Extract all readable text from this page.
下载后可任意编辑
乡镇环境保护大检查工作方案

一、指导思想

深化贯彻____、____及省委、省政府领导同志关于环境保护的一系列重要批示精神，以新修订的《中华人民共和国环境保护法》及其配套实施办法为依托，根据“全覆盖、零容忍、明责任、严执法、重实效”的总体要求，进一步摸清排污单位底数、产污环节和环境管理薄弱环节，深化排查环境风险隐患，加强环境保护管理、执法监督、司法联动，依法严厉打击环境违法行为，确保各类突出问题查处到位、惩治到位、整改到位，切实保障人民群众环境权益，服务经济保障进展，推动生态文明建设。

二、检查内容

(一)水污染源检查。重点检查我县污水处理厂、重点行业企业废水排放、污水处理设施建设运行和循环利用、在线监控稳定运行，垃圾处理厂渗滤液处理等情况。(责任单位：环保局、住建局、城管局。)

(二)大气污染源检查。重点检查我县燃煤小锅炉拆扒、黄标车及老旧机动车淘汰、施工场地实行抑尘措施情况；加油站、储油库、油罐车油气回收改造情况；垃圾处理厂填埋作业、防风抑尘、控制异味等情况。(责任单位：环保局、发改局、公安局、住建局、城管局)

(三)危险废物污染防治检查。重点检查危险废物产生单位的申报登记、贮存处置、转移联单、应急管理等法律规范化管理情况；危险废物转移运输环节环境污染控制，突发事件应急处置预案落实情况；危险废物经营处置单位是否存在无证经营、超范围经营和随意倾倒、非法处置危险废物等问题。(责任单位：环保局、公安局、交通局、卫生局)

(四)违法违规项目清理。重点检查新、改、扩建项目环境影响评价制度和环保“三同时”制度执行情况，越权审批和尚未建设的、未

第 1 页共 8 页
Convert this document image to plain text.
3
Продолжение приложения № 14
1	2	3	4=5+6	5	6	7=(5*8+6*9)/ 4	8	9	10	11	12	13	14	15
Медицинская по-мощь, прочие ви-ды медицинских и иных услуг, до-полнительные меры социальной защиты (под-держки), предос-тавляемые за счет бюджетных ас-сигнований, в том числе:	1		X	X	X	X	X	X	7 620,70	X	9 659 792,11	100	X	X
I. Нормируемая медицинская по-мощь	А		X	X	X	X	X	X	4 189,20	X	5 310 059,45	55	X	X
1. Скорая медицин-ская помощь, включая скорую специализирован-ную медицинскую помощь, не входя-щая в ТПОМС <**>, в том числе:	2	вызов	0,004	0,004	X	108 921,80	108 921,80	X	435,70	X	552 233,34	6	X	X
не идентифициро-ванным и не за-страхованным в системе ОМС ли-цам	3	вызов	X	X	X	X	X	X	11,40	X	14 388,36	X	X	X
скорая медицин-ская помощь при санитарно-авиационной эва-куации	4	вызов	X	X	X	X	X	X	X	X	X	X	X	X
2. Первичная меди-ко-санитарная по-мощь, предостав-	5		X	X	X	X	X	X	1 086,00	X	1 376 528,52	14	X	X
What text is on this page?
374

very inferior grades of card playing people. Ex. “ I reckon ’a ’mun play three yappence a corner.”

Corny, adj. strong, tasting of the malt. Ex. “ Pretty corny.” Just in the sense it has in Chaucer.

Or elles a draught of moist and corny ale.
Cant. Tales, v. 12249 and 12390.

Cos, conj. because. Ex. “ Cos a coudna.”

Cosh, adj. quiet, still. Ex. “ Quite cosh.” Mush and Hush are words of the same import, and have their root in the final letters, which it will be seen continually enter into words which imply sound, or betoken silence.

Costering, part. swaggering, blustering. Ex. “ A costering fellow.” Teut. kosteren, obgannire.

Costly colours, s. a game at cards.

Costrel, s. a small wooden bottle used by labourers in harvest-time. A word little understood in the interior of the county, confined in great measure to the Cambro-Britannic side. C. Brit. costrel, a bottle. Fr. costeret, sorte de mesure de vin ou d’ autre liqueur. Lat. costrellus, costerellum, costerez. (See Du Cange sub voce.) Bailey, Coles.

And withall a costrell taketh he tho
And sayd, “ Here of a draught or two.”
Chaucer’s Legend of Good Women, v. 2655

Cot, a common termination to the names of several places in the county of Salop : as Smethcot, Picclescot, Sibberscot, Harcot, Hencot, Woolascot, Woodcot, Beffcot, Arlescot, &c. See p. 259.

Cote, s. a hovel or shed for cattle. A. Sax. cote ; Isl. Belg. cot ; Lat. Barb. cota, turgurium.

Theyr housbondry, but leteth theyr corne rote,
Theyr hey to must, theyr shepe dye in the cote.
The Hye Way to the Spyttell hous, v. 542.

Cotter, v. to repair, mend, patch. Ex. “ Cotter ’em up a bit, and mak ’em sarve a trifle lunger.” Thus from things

----

» What you are asked to do: Output each record exactly, leaving nothing out.

» Written solution:
Extract all readable text from this page.
下载后可任意编辑
乡镇环境保护大检查工作方案

一、指导思想

深化贯彻____、____及省委、省政府领导同志关于环境保护的一系列重要批示精神，以新修订的《中华人民共和国环境保护法》及其配套实施办法为依托，根据“全覆盖、零容忍、明责任、严执法、重实效”的总体要求，进一步摸清排污单位底数、产污环节和环境管理薄弱环节，深化排查环境风险隐患，加强环境保护管理、执法监督、司法联动，依法严厉打击环境违法行为，确保各类突出问题查处到位、惩治到位、整改到位，切实保障人民群众环境权益，服务经济保障进展，推动生态文明建设。

二、检查内容

(一)水污染源检查。重点检查我县污水处理厂、重点行业企业废水排放、污水处理设施建设运行和循环利用、在线监控稳定运行，垃圾处理厂渗滤液处理等情况。(责任单位：环保局、住建局、城管局。)

(二)大气污染源检查。重点检查我县燃煤小锅炉拆扒、黄标车及老旧机动车淘汰、施工场地实行抑尘措施情况；加油站、储油库、油罐车油气回收改造情况；垃圾处理厂填埋作业、防风抑尘、控制异味等情况。(责任单位：环保局、发改局、公安局、住建局、城管局)

(三)危险废物污染防治检查。重点检查危险废物产生单位的申报登记、贮存处置、转移联单、应急管理等法律规范化管理情况；危险废物转移运输环节环境污染控制，突发事件应急处置预案落实情况；危险废物经营处置单位是否存在无证经营、超范围经营和随意倾倒、非法处置危险废物等问题。(责任单位：环保局、公安局、交通局、卫生局)

(四)违法违规项目清理。重点检查新、改、扩建项目环境影响评价制度和环保“三同时”制度执行情况，越权审批和尚未建设的、未

第 1 页共 8 页
Convert this document image to plain text.
3
Продолжение приложения № 14
1	2	3	4=5+6	5	6	7=(5*8+6*9)/ 4	8	9	10	11	12	13	14	15
Медицинская по-мощь, прочие ви-ды медицинских и иных услуг, до-полнительные меры социальной защиты (под-держки), предос-тавляемые за счет бюджетных ас-сигнований, в том числе:	1		X	X	X	X	X	X	7 620,70	X	9 659 792,11	100	X	X
I. Нормируемая медицинская по-мощь	А		X	X	X	X	X	X	4 189,20	X	5 310 059,45	55	X	X
1. Скорая медицин-ская помощь, включая скорую специализирован-ную медицинскую помощь, не входя-щая в ТПОМС <**>, в том числе:	2	вызов	0,004	0,004	X	108 921,80	108 921,80	X	435,70	X	552 233,34	6	X	X
не идентифициро-ванным и не за-страхованным в системе ОМС ли-цам	3	вызов	X	X	X	X	X	X	11,40	X	14 388,36	X	X	X
скорая медицин-ская помощь при санитарно-авиационной эва-куации	4	вызов	X	X	X	X	X	X	X	X	X	X	X	X
2. Первичная меди-ко-санитарная по-мощь, предостав-	5		X	X	X	X	X	X	1 086,00	X	1 376 528,52	14	X	X
What text is on this page?
374

very inferior grades of card playing people. Ex. “ I reckon ’a ’mun play three yappence a corner.”

Corny, adj. strong, tasting of the malt. Ex. “ Pretty corny.” Just in the sense it has in Chaucer.

Or elles a draught of moist and corny ale.
Cant. Tales, v. 12249 and 12390.

Cos, conj. because. Ex. “ Cos a coudna.”

Cosh, adj. quiet, still. Ex. “ Quite cosh.” Mush and Hush are words of the same import, and have their root in the final letters, which it will be seen continually enter into words which imply sound, or betoken silence.

Costering, part. swaggering, blustering. Ex. “ A costering fellow.” Teut. kosteren, obgannire.

Costly colours, s. a game at cards.

Costrel, s. a small wooden bottle used by labourers in harvest-time. A word little understood in the interior of the county, confined in great measure to the Cambro-Britannic side. C. Brit. costrel, a bottle. Fr. costeret, sorte de mesure de vin ou d’ autre liqueur. Lat. costrellus, costerellum, costerez. (See Du Cange sub voce.) Bailey, Coles.

And withall a costrell taketh he tho
And sayd, “ Here of a draught or two.”
Chaucer’s Legend of Good Women, v. 2655

Cot, a common termination to the names of several places in the county of Salop : as Smethcot, Picclescot, Sibberscot, Harcot, Hencot, Woolascot, Woodcot, Beffcot, Arlescot, &c. See p. 259.

Cote, s. a hovel or shed for cattle. A. Sax. cote ; Isl. Belg. cot ; Lat. Barb. cota, turgurium.

Theyr housbondry, but leteth theyr corne rote,
Theyr hey to must, theyr shepe dye in the cote.
The Hye Way to the Spyttell hous, v. 542.

Cotter, v. to repair, mend, patch. Ex. “ Cotter ’em up a bit, and mak ’em sarve a trifle lunger.” Thus from things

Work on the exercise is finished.